AIM OF THE EXERCISE:
Transcribe all the entries word for word, omitting any pictures they contain.

-- start of DATA PROVIDED --

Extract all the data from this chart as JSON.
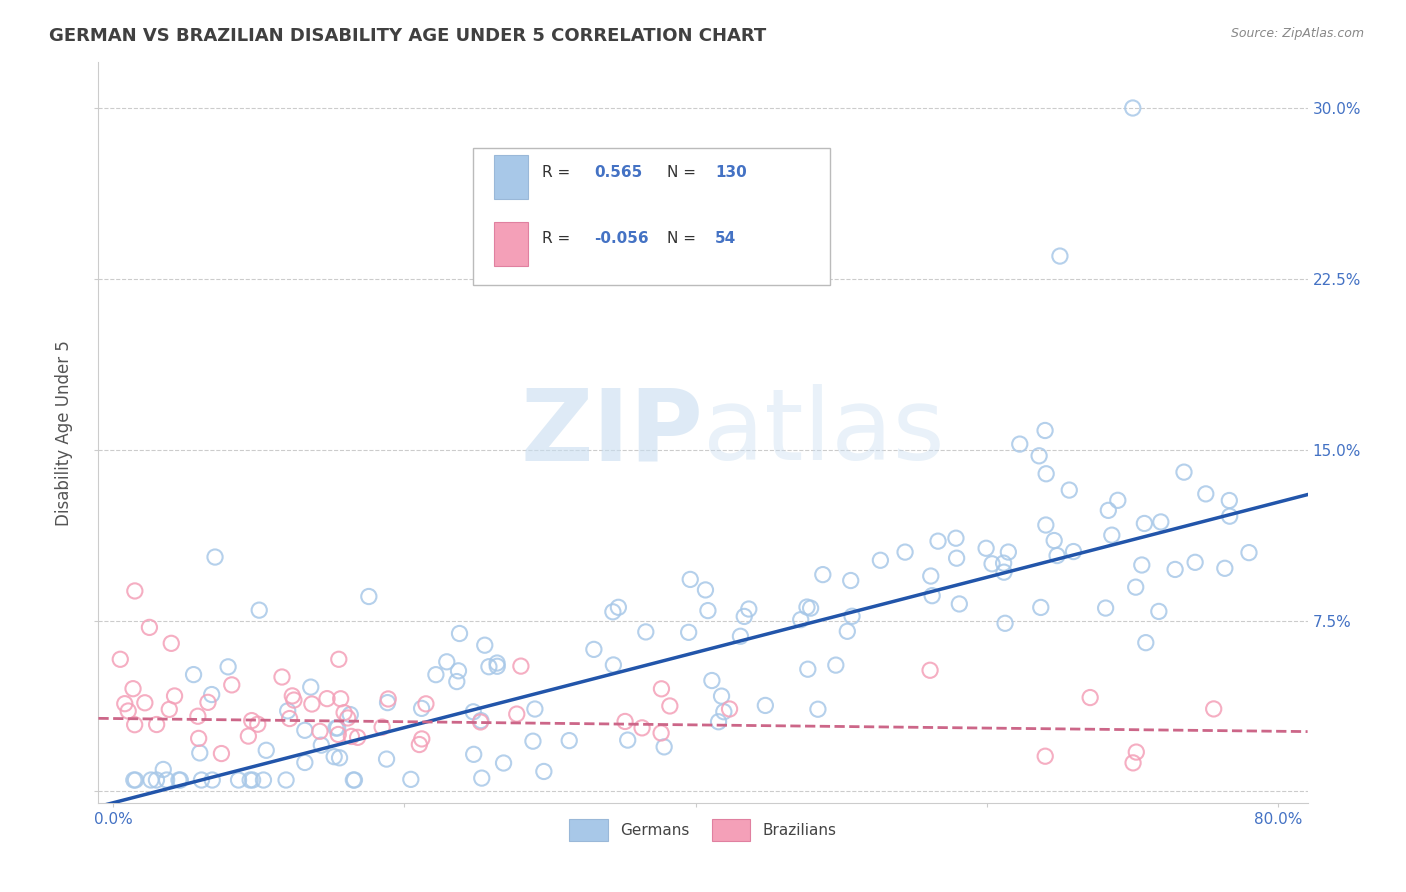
{
  "title": "GERMAN VS BRAZILIAN DISABILITY AGE UNDER 5 CORRELATION CHART",
  "source": "Source: ZipAtlas.com",
  "ylabel": "Disability Age Under 5",
  "xlim": [
    -0.01,
    0.82
  ],
  "ylim": [
    -0.005,
    0.32
  ],
  "xticks": [
    0.0,
    0.2,
    0.4,
    0.6,
    0.8
  ],
  "xtick_labels": [
    "0.0%",
    "",
    "",
    "",
    "80.0%"
  ],
  "yticks": [
    0.0,
    0.075,
    0.15,
    0.225,
    0.3
  ],
  "ytick_labels_right": [
    "",
    "7.5%",
    "15.0%",
    "22.5%",
    "30.0%"
  ],
  "german_r": 0.565,
  "german_n": 130,
  "brazilian_r": -0.056,
  "brazilian_n": 54,
  "german_color": "#a8c8e8",
  "brazilian_color": "#f4a0b8",
  "german_line_color": "#2255aa",
  "brazilian_line_color": "#cc6688",
  "legend_label_german": "Germans",
  "legend_label_brazilian": "Brazilians",
  "watermark_zip": "ZIP",
  "watermark_atlas": "atlas",
  "background_color": "#ffffff",
  "grid_color": "#cccccc",
  "title_color": "#404040",
  "axis_label_color": "#4472c4",
  "tick_label_color": "#4472c4",
  "german_line_intercept": -0.005,
  "german_line_slope": 0.165,
  "braz_line_intercept": 0.032,
  "braz_line_slope": -0.007
}
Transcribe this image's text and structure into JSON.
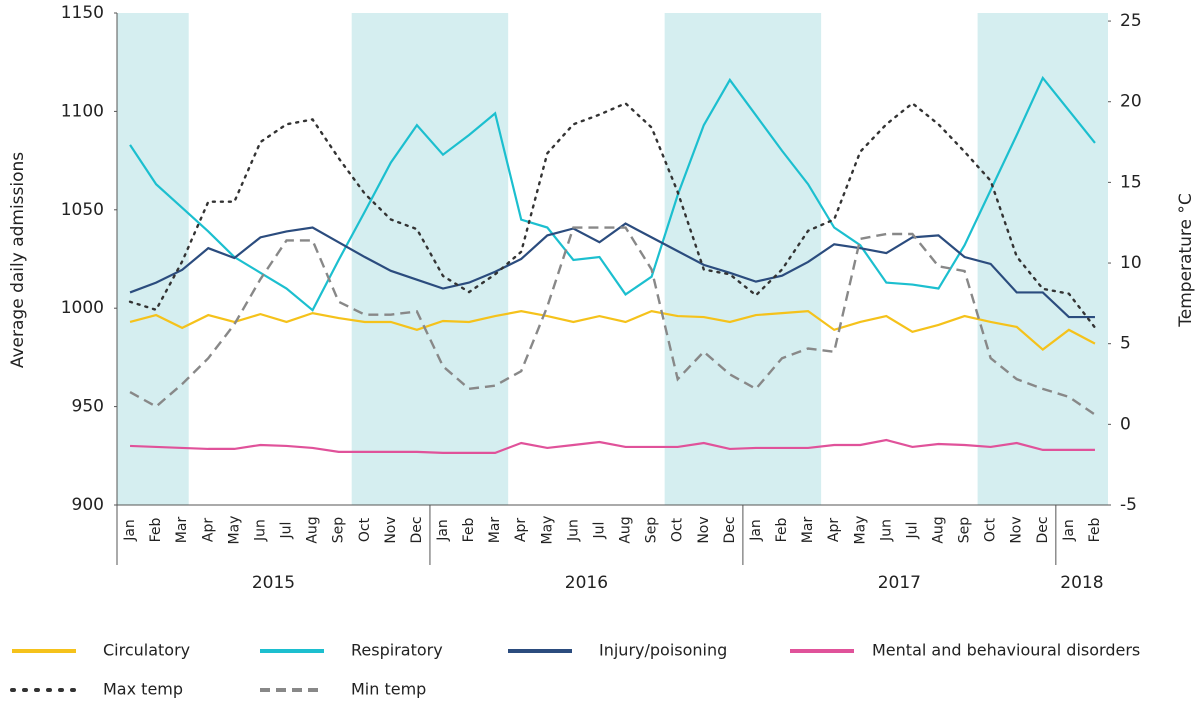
{
  "chart_data": {
    "type": "line",
    "y_label": "Average daily admissions",
    "y2_label": "Temperature °C",
    "categories": [
      "Jan",
      "Feb",
      "Mar",
      "Apr",
      "May",
      "Jun",
      "Jul",
      "Aug",
      "Sep",
      "Oct",
      "Nov",
      "Dec",
      "Jan",
      "Feb",
      "Mar",
      "Apr",
      "May",
      "Jun",
      "Jul",
      "Aug",
      "Sep",
      "Oct",
      "Nov",
      "Dec",
      "Jan",
      "Feb",
      "Mar",
      "Apr",
      "May",
      "Jun",
      "Jul",
      "Aug",
      "Sep",
      "Oct",
      "Nov",
      "Dec",
      "Jan",
      "Feb"
    ],
    "years": [
      "2015",
      "2016",
      "2017",
      "2018"
    ],
    "ylim": [
      900,
      1150
    ],
    "yticks": [
      900,
      950,
      1000,
      1050,
      1100,
      1150
    ],
    "y2lim": [
      -5,
      25.5
    ],
    "y2ticks": [
      -5,
      0,
      5,
      10,
      15,
      20,
      25
    ],
    "series": [
      {
        "name": "Circulatory",
        "color": "#f5c21b",
        "style": "solid",
        "values": [
          993,
          996.5,
          990,
          996.5,
          993,
          997,
          993,
          997.5,
          995,
          993,
          993,
          989,
          993.5,
          993,
          996,
          998.5,
          996,
          993,
          996,
          993,
          998.5,
          996,
          995.5,
          993,
          996.5,
          997.5,
          998.5,
          989,
          993,
          996,
          988,
          991.5,
          996,
          993,
          990.5,
          979,
          989,
          982
        ]
      },
      {
        "name": "Respiratory",
        "color": "#1cbfcf",
        "style": "solid",
        "values": [
          1083,
          1063,
          1051,
          1039,
          1026,
          1018,
          1010,
          999,
          1024.5,
          1049,
          1074,
          1093,
          1078,
          1088,
          1099,
          1045,
          1041,
          1024.5,
          1026,
          1007,
          1016,
          1057.5,
          1093,
          1116,
          1098,
          1080,
          1063,
          1041,
          1032,
          1013,
          1012,
          1010,
          1032,
          1060,
          1088,
          1117,
          1100.5,
          1084
        ]
      },
      {
        "name": "Injury/poisoning",
        "color": "#2b4c7e",
        "style": "solid",
        "values": [
          1008,
          1013,
          1019.5,
          1030.5,
          1025.5,
          1036,
          1039,
          1041,
          1033.5,
          1026,
          1019,
          1014.5,
          1010,
          1013,
          1018.5,
          1025,
          1037,
          1040.5,
          1033.5,
          1043,
          1036,
          1029,
          1022,
          1018,
          1013.5,
          1016.5,
          1023.5,
          1032.5,
          1030.5,
          1028,
          1036,
          1037,
          1026,
          1022.5,
          1008,
          1008,
          995.5,
          995.5
        ]
      },
      {
        "name": "Mental and behavioural disorders",
        "color": "#e0529a",
        "style": "solid",
        "values": [
          930,
          929.5,
          929,
          928.5,
          928.5,
          930.5,
          930,
          929,
          927,
          927,
          927,
          927,
          926.5,
          926.5,
          926.5,
          931.5,
          929,
          930.5,
          932,
          929.5,
          929.5,
          929.5,
          931.5,
          928.5,
          929,
          929,
          929,
          930.5,
          930.5,
          933,
          929.5,
          931,
          930.5,
          929.5,
          931.5,
          928,
          928,
          928
        ]
      },
      {
        "name": "Max temp",
        "color": "#333333",
        "style": "dotted",
        "axis": "y2",
        "values": [
          7.6,
          7.1,
          10.1,
          13.8,
          13.8,
          17.5,
          18.6,
          18.9,
          16.5,
          14.3,
          12.7,
          12.1,
          9.2,
          8.2,
          9.3,
          10.7,
          16.8,
          18.6,
          19.2,
          19.9,
          18.4,
          14.4,
          9.6,
          9.3,
          8,
          9.6,
          12,
          12.7,
          16.9,
          18.6,
          19.9,
          18.6,
          16.9,
          15.1,
          10.4,
          8.4,
          8.1,
          6
        ]
      },
      {
        "name": "Min temp",
        "color": "#888888",
        "style": "dashed",
        "axis": "y2",
        "values": [
          2,
          1.1,
          2.5,
          4.1,
          6.2,
          9,
          11.4,
          11.4,
          7.6,
          6.8,
          6.8,
          7,
          3.6,
          2.2,
          2.4,
          3.3,
          7.3,
          12.2,
          12.2,
          12.2,
          9.6,
          2.8,
          4.5,
          3.1,
          2.2,
          4.1,
          4.7,
          4.5,
          11.5,
          11.8,
          11.8,
          9.8,
          9.5,
          4.1,
          2.8,
          2.2,
          1.7,
          0.6
        ]
      }
    ]
  }
}
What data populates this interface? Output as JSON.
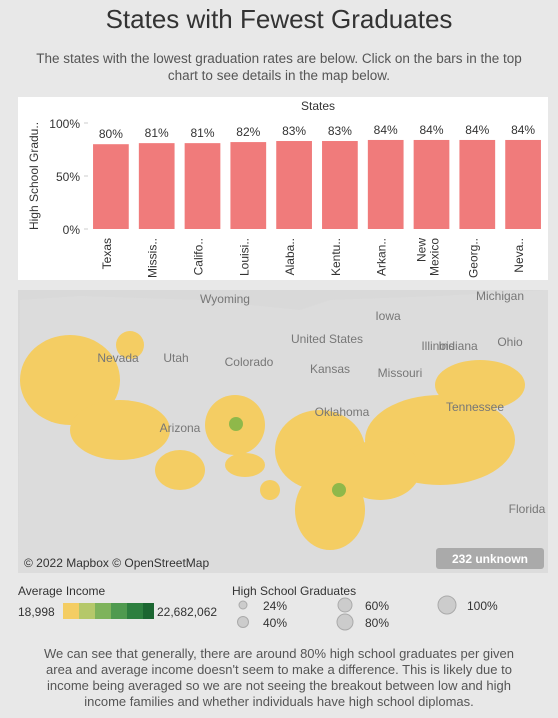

-- end of DATA PROVIDED --

CORRECT RESPONSE:
Extract all the data from this chart as JSON.
{
  "title": "GERMAN VS BRAZILIAN DISABILITY AGE UNDER 5 CORRELATION CHART",
  "source": "Source: ZipAtlas.com",
  "ylabel": "Disability Age Under 5",
  "xlim": [
    -0.01,
    0.82
  ],
  "ylim": [
    -0.005,
    0.32
  ],
  "xticks": [
    0.0,
    0.2,
    0.4,
    0.6,
    0.8
  ],
  "xtick_labels": [
    "0.0%",
    "",
    "",
    "",
    "80.0%"
  ],
  "yticks": [
    0.0,
    0.075,
    0.15,
    0.225,
    0.3
  ],
  "ytick_labels_right": [
    "",
    "7.5%",
    "15.0%",
    "22.5%",
    "30.0%"
  ],
  "german_r": 0.565,
  "german_n": 130,
  "brazilian_r": -0.056,
  "brazilian_n": 54,
  "german_color": "#a8c8e8",
  "brazilian_color": "#f4a0b8",
  "german_line_color": "#2255aa",
  "brazilian_line_color": "#cc6688",
  "legend_label_german": "Germans",
  "legend_label_brazilian": "Brazilians",
  "watermark_zip": "ZIP",
  "watermark_atlas": "atlas",
  "background_color": "#ffffff",
  "grid_color": "#cccccc",
  "title_color": "#404040",
  "axis_label_color": "#4472c4",
  "tick_label_color": "#4472c4",
  "german_line_intercept": -0.005,
  "german_line_slope": 0.165,
  "braz_line_intercept": 0.032,
  "braz_line_slope": -0.007
}
Transcribe this image's text and structure into JSON.
{
  "chart_data": {
    "type": "line",
    "y_label": "Average daily admissions",
    "y2_label": "Temperature °C",
    "categories": [
      "Jan",
      "Feb",
      "Mar",
      "Apr",
      "May",
      "Jun",
      "Jul",
      "Aug",
      "Sep",
      "Oct",
      "Nov",
      "Dec",
      "Jan",
      "Feb",
      "Mar",
      "Apr",
      "May",
      "Jun",
      "Jul",
      "Aug",
      "Sep",
      "Oct",
      "Nov",
      "Dec",
      "Jan",
      "Feb",
      "Mar",
      "Apr",
      "May",
      "Jun",
      "Jul",
      "Aug",
      "Sep",
      "Oct",
      "Nov",
      "Dec",
      "Jan",
      "Feb"
    ],
    "years": [
      "2015",
      "2016",
      "2017",
      "2018"
    ],
    "ylim": [
      900,
      1150
    ],
    "yticks": [
      900,
      950,
      1000,
      1050,
      1100,
      1150
    ],
    "y2lim": [
      -5,
      25.5
    ],
    "y2ticks": [
      -5,
      0,
      5,
      10,
      15,
      20,
      25
    ],
    "series": [
      {
        "name": "Circulatory",
        "color": "#f5c21b",
        "style": "solid",
        "values": [
          993,
          996.5,
          990,
          996.5,
          993,
          997,
          993,
          997.5,
          995,
          993,
          993,
          989,
          993.5,
          993,
          996,
          998.5,
          996,
          993,
          996,
          993,
          998.5,
          996,
          995.5,
          993,
          996.5,
          997.5,
          998.5,
          989,
          993,
          996,
          988,
          991.5,
          996,
          993,
          990.5,
          979,
          989,
          982
        ]
      },
      {
        "name": "Respiratory",
        "color": "#1cbfcf",
        "style": "solid",
        "values": [
          1083,
          1063,
          1051,
          1039,
          1026,
          1018,
          1010,
          999,
          1024.5,
          1049,
          1074,
          1093,
          1078,
          1088,
          1099,
          1045,
          1041,
          1024.5,
          1026,
          1007,
          1016,
          1057.5,
          1093,
          1116,
          1098,
          1080,
          1063,
          1041,
          1032,
          1013,
          1012,
          1010,
          1032,
          1060,
          1088,
          1117,
          1100.5,
          1084
        ]
      },
      {
        "name": "Injury/poisoning",
        "color": "#2b4c7e",
        "style": "solid",
        "values": [
          1008,
          1013,
          1019.5,
          1030.5,
          1025.5,
          1036,
          1039,
          1041,
          1033.5,
          1026,
          1019,
          1014.5,
          1010,
          1013,
          1018.5,
          1025,
          1037,
          1040.5,
          1033.5,
          1043,
          1036,
          1029,
          1022,
          1018,
          1013.5,
          1016.5,
          1023.5,
          1032.5,
          1030.5,
          1028,
          1036,
          1037,
          1026,
          1022.5,
          1008,
          1008,
          995.5,
          995.5
        ]
      },
      {
        "name": "Mental and behavioural disorders",
        "color": "#e0529a",
        "style": "solid",
        "values": [
          930,
          929.5,
          929,
          928.5,
          928.5,
          930.5,
          930,
          929,
          927,
          927,
          927,
          927,
          926.5,
          926.5,
          926.5,
          931.5,
          929,
          930.5,
          932,
          929.5,
          929.5,
          929.5,
          931.5,
          928.5,
          929,
          929,
          929,
          930.5,
          930.5,
          933,
          929.5,
          931,
          930.5,
          929.5,
          931.5,
          928,
          928,
          928
        ]
      },
      {
        "name": "Max temp",
        "color": "#333333",
        "style": "dotted",
        "axis": "y2",
        "values": [
          7.6,
          7.1,
          10.1,
          13.8,
          13.8,
          17.5,
          18.6,
          18.9,
          16.5,
          14.3,
          12.7,
          12.1,
          9.2,
          8.2,
          9.3,
          10.7,
          16.8,
          18.6,
          19.2,
          19.9,
          18.4,
          14.4,
          9.6,
          9.3,
          8,
          9.6,
          12,
          12.7,
          16.9,
          18.6,
          19.9,
          18.6,
          16.9,
          15.1,
          10.4,
          8.4,
          8.1,
          6
        ]
      },
      {
        "name": "Min temp",
        "color": "#888888",
        "style": "dashed",
        "axis": "y2",
        "values": [
          2,
          1.1,
          2.5,
          4.1,
          6.2,
          9,
          11.4,
          11.4,
          7.6,
          6.8,
          6.8,
          7,
          3.6,
          2.2,
          2.4,
          3.3,
          7.3,
          12.2,
          12.2,
          12.2,
          9.6,
          2.8,
          4.5,
          3.1,
          2.2,
          4.1,
          4.7,
          4.5,
          11.5,
          11.8,
          11.8,
          9.8,
          9.5,
          4.1,
          2.8,
          2.2,
          1.7,
          0.6
        ]
      }
    ]
  }
}
What data populates this interface? Output as JSON.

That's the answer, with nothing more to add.